Go through the data below and gather each line containing "marker".

↓

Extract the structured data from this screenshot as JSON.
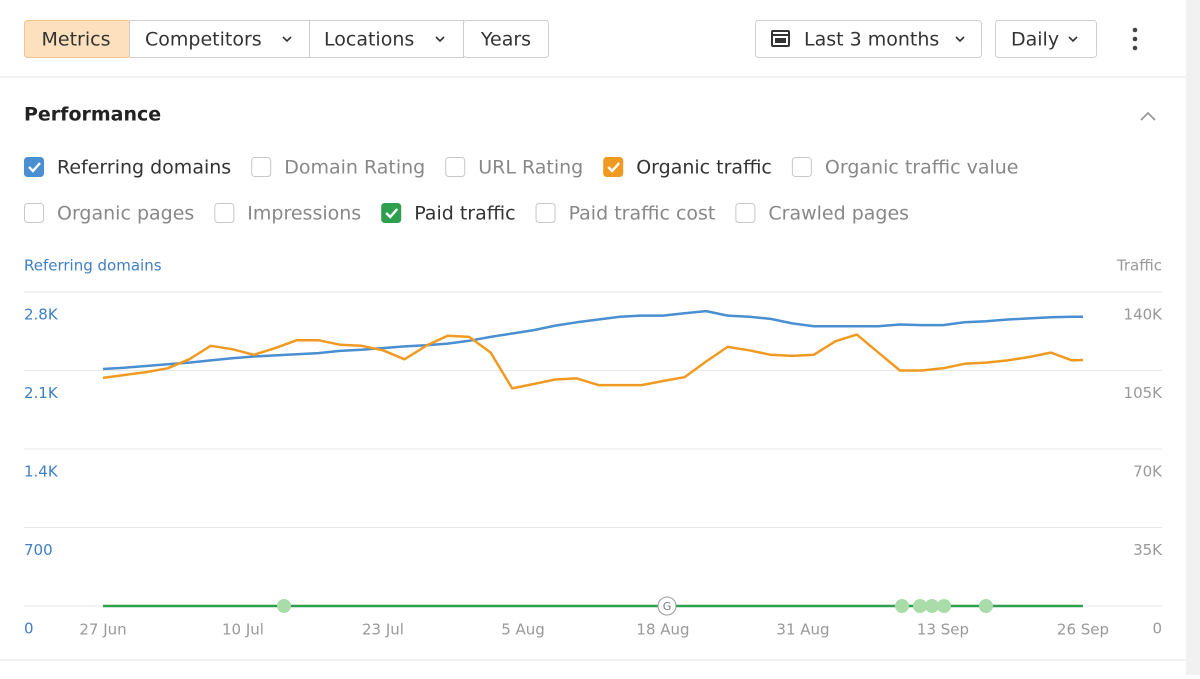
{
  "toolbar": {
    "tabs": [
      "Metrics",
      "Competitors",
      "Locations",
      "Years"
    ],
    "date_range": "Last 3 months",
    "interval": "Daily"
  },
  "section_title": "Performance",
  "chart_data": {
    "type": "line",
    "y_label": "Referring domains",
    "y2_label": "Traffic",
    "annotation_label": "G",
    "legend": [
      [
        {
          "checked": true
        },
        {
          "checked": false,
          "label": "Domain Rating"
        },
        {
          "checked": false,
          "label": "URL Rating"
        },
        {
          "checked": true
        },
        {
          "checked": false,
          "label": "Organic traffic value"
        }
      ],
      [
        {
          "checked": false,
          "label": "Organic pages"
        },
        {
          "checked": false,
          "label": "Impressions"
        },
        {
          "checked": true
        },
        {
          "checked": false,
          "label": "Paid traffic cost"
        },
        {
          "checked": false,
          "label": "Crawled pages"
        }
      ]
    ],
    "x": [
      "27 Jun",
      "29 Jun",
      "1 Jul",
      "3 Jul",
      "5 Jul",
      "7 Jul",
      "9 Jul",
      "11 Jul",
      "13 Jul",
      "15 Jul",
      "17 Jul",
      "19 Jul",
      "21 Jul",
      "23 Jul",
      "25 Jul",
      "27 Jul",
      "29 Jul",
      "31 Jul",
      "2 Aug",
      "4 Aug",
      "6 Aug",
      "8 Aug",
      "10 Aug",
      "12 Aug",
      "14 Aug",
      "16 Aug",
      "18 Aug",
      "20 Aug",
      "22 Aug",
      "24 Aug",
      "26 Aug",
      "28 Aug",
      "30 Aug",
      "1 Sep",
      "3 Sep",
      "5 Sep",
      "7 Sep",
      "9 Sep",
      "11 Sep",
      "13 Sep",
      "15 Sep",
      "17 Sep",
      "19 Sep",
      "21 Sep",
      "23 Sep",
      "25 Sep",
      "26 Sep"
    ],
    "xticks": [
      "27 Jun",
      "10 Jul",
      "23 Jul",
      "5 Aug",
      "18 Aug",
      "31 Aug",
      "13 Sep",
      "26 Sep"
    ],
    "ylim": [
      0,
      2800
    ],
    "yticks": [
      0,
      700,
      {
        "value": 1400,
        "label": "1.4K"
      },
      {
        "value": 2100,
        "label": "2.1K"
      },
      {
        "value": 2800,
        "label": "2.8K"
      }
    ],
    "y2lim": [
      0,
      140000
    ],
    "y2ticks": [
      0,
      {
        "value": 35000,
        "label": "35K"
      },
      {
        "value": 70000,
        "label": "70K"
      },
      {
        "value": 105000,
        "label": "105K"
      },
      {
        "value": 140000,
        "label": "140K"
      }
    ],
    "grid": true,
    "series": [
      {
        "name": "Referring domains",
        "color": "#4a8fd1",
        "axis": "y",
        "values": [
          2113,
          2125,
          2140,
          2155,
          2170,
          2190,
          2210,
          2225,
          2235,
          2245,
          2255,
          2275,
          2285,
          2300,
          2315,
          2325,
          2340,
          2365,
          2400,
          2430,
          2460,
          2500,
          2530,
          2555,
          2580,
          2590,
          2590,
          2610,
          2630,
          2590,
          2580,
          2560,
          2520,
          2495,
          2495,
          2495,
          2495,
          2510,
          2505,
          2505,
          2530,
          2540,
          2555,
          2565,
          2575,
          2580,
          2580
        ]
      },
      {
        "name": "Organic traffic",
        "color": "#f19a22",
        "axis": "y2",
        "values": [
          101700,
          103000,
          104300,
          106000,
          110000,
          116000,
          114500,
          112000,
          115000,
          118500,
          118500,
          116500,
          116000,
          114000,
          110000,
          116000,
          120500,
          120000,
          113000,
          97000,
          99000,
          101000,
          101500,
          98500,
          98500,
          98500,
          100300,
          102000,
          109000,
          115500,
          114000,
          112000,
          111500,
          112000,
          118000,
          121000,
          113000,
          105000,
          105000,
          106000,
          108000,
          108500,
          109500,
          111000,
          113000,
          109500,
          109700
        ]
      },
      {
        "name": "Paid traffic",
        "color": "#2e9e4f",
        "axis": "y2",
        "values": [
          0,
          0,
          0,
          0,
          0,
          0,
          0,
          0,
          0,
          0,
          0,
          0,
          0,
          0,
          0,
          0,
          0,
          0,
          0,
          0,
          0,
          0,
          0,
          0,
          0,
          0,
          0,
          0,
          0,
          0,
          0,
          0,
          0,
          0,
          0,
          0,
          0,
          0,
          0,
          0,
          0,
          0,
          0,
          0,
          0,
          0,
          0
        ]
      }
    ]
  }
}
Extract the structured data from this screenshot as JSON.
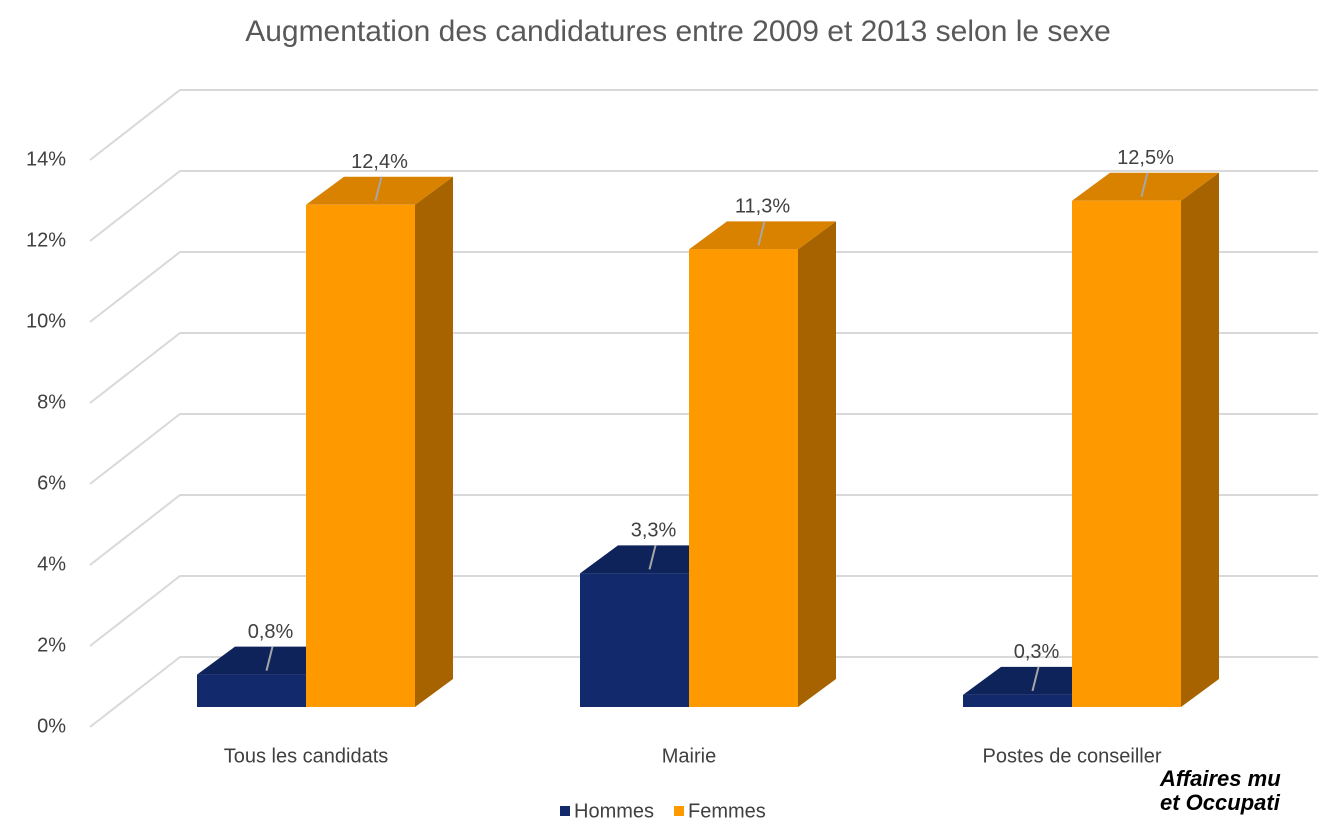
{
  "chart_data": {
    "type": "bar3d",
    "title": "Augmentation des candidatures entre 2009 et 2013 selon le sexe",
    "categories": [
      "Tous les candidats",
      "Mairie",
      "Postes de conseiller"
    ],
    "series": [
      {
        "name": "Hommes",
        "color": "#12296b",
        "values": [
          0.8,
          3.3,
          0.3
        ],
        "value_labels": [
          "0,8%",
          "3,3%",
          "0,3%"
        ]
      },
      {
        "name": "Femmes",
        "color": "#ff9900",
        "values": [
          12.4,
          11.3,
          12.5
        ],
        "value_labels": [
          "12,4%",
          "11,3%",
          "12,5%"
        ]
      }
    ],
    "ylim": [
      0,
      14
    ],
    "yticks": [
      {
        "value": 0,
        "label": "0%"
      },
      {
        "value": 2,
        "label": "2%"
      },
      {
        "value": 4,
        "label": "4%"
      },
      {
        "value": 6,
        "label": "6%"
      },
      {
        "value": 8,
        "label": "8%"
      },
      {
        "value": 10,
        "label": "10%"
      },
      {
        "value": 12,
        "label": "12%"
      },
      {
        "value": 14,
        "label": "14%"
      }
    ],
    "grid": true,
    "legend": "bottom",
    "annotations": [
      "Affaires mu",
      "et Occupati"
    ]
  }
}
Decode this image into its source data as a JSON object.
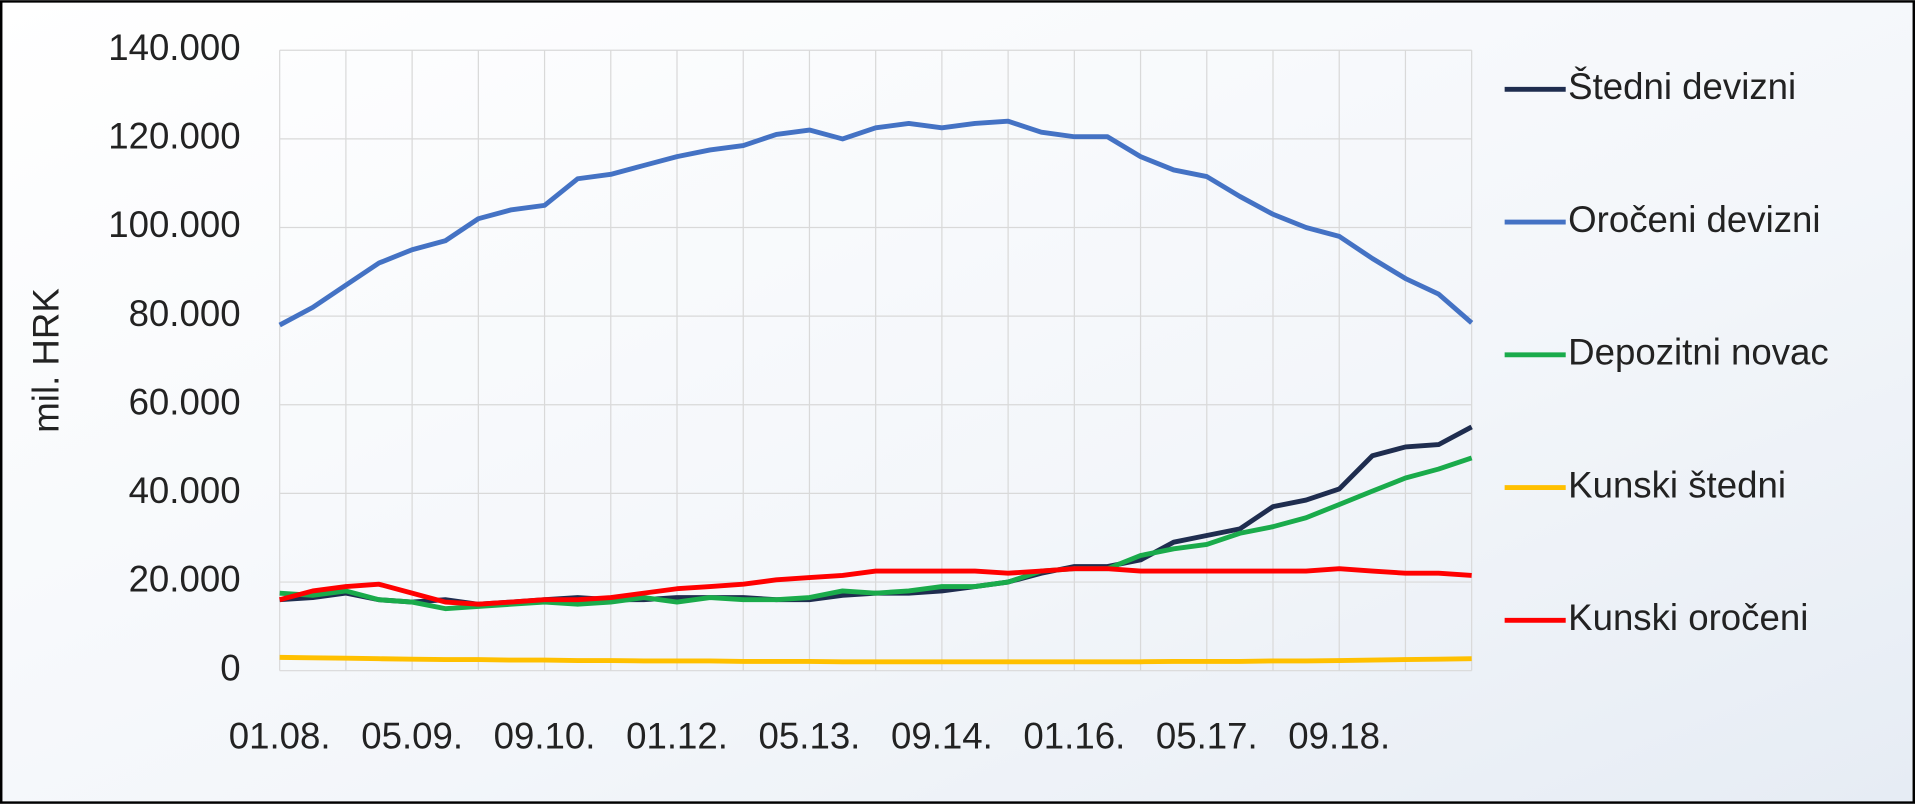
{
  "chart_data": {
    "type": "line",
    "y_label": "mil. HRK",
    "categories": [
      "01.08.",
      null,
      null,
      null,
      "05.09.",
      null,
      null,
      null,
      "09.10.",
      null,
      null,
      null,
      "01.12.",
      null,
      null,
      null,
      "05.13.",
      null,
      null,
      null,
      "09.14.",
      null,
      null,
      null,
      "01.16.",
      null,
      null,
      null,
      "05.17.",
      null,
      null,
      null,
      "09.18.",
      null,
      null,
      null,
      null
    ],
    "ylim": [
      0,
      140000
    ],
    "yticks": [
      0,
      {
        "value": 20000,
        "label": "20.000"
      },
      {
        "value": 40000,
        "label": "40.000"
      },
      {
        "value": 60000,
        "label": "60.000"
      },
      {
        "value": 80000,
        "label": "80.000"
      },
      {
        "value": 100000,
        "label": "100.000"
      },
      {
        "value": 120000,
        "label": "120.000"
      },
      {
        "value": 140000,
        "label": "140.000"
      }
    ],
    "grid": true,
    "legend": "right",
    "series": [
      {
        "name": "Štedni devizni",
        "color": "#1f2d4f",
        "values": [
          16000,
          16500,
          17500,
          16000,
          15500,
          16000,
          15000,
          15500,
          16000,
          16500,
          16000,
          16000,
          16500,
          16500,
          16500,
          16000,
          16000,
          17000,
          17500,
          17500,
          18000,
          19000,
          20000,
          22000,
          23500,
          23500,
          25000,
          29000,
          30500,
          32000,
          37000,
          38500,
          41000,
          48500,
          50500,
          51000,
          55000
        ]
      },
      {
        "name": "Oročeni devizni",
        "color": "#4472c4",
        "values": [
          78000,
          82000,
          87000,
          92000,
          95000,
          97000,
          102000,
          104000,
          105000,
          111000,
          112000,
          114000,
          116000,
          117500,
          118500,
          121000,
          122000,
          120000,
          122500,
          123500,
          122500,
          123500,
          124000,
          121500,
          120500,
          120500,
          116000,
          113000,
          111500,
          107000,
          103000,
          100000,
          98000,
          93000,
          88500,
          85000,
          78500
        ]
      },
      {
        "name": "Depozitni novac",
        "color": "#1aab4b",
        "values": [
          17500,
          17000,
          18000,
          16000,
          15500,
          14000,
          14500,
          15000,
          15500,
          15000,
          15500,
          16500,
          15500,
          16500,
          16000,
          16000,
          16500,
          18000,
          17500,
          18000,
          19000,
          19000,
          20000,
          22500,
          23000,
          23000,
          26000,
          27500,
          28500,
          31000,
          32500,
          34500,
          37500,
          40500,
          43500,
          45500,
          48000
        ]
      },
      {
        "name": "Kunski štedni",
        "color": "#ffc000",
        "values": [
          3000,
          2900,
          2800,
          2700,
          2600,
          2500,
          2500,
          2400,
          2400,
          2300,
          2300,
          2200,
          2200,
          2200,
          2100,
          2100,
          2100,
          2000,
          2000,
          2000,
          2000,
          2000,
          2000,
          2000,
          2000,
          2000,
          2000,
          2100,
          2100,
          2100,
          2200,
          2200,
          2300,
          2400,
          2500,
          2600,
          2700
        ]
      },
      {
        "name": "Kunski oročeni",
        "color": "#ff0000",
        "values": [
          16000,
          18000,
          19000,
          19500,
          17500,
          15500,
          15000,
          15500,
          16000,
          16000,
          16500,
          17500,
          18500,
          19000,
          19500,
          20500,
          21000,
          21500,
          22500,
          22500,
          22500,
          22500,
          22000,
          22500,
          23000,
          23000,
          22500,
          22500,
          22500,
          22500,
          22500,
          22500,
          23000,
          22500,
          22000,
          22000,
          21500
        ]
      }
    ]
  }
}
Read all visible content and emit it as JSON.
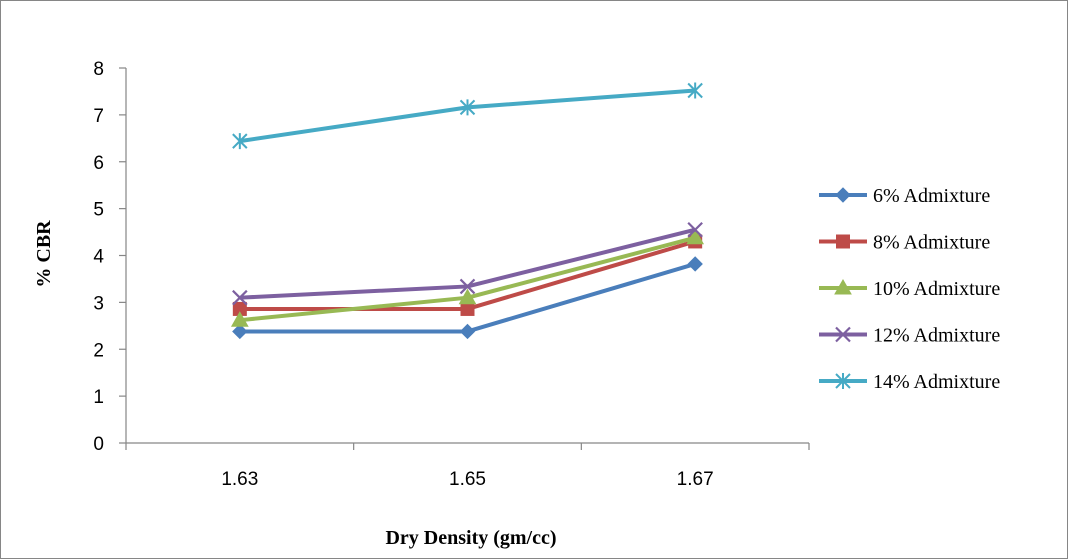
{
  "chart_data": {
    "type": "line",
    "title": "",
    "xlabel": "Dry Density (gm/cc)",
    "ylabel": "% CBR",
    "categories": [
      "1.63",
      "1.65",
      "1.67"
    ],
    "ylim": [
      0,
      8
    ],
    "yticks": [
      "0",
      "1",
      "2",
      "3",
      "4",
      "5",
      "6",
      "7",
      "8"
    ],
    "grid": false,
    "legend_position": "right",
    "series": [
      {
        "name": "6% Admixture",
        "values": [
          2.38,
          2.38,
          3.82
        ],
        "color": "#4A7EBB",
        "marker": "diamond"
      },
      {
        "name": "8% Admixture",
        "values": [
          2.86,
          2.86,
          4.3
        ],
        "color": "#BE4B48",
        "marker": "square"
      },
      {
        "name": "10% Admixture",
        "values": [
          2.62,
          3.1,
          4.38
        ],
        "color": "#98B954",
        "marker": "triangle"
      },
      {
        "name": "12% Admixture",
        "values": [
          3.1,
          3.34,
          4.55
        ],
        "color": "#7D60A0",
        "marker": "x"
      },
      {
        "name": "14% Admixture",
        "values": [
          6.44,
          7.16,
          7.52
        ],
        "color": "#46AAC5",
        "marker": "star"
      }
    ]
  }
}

↑

▶ **FINISHED TASK**:
        "marker": "diamond"
        "marker": "square"
        "marker": "triangle"
        "marker": "x"
        "marker": "star"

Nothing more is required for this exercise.